■ **Exercise aim**: Copy out every line exactly, passing over the pictures.

■ **Data for this task**:
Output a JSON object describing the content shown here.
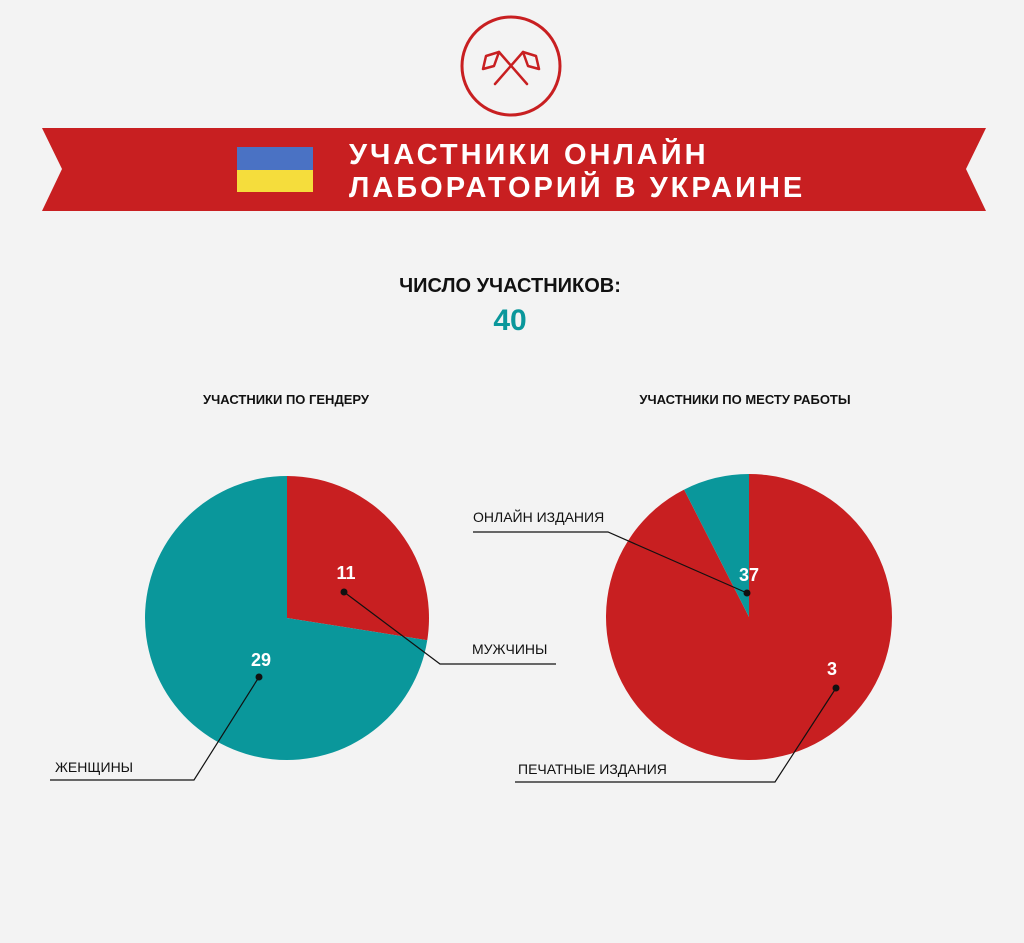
{
  "colors": {
    "red": "#c81f21",
    "teal": "#0a979b",
    "flag_blue": "#4a72c4",
    "flag_yellow": "#f5dd3c",
    "background": "#f3f3f3"
  },
  "logo": {
    "icon": "crossed-flags-icon"
  },
  "banner": {
    "title_line1": "УЧАСТНИКИ ОНЛАЙН",
    "title_line2": "ЛАБОРАТОРИЙ В УКРАИНЕ",
    "flag_icon": "ukraine-flag-icon"
  },
  "total": {
    "label": "ЧИСЛО УЧАСТНИКОВ:",
    "value": "40"
  },
  "chart_data": [
    {
      "type": "pie",
      "title": "УЧАСТНИКИ ПО ГЕНДЕРУ",
      "slices": [
        {
          "label": "МУЖЧИНЫ",
          "value": 11,
          "color": "#c81f21"
        },
        {
          "label": "ЖЕНЩИНЫ",
          "value": 29,
          "color": "#0a979b"
        }
      ]
    },
    {
      "type": "pie",
      "title": "УЧАСТНИКИ ПО МЕСТУ РАБОТЫ",
      "slices": [
        {
          "label": "ОНЛАЙН ИЗДАНИЯ",
          "value": 37,
          "color": "#c81f21"
        },
        {
          "label": "ПЕЧАТНЫЕ ИЗДАНИЯ",
          "value": 3,
          "color": "#0a979b"
        }
      ]
    }
  ]
}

■ **Finished task**:
Output a JSON object describing the content shown here.
{
  "colors": {
    "red": "#c81f21",
    "teal": "#0a979b",
    "flag_blue": "#4a72c4",
    "flag_yellow": "#f5dd3c",
    "background": "#f3f3f3"
  },
  "logo": {
    "icon": "crossed-flags-icon"
  },
  "banner": {
    "title_line1": "УЧАСТНИКИ ОНЛАЙН",
    "title_line2": "ЛАБОРАТОРИЙ В УКРАИНЕ",
    "flag_icon": "ukraine-flag-icon"
  },
  "total": {
    "label": "ЧИСЛО УЧАСТНИКОВ:",
    "value": "40"
  },
  "chart_data": [
    {
      "type": "pie",
      "title": "УЧАСТНИКИ ПО ГЕНДЕРУ",
      "slices": [
        {
          "label": "МУЖЧИНЫ",
          "value": 11,
          "color": "#c81f21"
        },
        {
          "label": "ЖЕНЩИНЫ",
          "value": 29,
          "color": "#0a979b"
        }
      ]
    },
    {
      "type": "pie",
      "title": "УЧАСТНИКИ ПО МЕСТУ РАБОТЫ",
      "slices": [
        {
          "label": "ОНЛАЙН ИЗДАНИЯ",
          "value": 37,
          "color": "#c81f21"
        },
        {
          "label": "ПЕЧАТНЫЕ ИЗДАНИЯ",
          "value": 3,
          "color": "#0a979b"
        }
      ]
    }
  ]
}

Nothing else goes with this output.